What to produce ->
Scan the records for the string "this"; copy each line where it occurs.

[Stored entries]

◇ ◇ ◇ ◇

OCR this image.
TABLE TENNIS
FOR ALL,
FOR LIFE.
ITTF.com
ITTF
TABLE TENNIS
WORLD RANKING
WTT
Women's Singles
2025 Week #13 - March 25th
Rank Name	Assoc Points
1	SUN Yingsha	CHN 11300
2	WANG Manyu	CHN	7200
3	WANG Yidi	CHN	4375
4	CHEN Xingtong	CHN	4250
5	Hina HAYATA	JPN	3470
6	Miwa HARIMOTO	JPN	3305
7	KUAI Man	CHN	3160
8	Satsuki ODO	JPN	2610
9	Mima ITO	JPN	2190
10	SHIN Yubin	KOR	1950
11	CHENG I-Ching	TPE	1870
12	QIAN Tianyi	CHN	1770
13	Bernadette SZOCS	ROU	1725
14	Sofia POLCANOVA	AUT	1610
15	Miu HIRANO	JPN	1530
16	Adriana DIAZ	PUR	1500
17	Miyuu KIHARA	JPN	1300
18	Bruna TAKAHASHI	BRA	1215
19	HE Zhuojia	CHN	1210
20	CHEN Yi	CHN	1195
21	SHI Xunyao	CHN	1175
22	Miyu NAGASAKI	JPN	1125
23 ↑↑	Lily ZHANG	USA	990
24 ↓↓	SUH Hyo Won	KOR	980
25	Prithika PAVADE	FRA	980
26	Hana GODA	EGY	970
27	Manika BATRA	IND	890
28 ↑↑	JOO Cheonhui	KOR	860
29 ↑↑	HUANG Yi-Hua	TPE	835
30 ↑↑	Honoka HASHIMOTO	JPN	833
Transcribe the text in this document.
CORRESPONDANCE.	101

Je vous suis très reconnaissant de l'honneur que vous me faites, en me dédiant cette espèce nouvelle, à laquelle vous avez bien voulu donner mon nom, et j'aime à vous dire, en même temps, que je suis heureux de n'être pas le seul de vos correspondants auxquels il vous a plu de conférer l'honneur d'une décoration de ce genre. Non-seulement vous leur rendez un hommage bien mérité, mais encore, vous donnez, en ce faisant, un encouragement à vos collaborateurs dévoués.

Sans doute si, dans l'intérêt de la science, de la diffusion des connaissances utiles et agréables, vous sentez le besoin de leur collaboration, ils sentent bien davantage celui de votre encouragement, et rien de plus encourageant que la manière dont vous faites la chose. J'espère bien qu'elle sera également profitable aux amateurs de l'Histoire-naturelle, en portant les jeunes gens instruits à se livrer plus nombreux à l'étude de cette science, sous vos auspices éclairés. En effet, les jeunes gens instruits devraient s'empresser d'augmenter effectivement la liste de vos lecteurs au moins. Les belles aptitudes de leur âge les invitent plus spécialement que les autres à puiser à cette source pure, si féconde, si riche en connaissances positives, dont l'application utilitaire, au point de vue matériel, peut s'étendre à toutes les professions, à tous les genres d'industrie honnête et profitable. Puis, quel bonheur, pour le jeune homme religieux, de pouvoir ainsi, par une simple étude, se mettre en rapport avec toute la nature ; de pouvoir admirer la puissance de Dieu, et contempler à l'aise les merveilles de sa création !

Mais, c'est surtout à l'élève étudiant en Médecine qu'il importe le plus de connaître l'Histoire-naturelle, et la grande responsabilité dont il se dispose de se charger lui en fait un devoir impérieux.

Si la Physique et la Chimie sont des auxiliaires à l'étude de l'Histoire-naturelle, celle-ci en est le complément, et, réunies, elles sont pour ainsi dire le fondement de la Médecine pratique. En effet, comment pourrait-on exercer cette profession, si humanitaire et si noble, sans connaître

◇ ◇ ◇ ◇

Final result ->
OCR this image.
Transcribe the text in this document.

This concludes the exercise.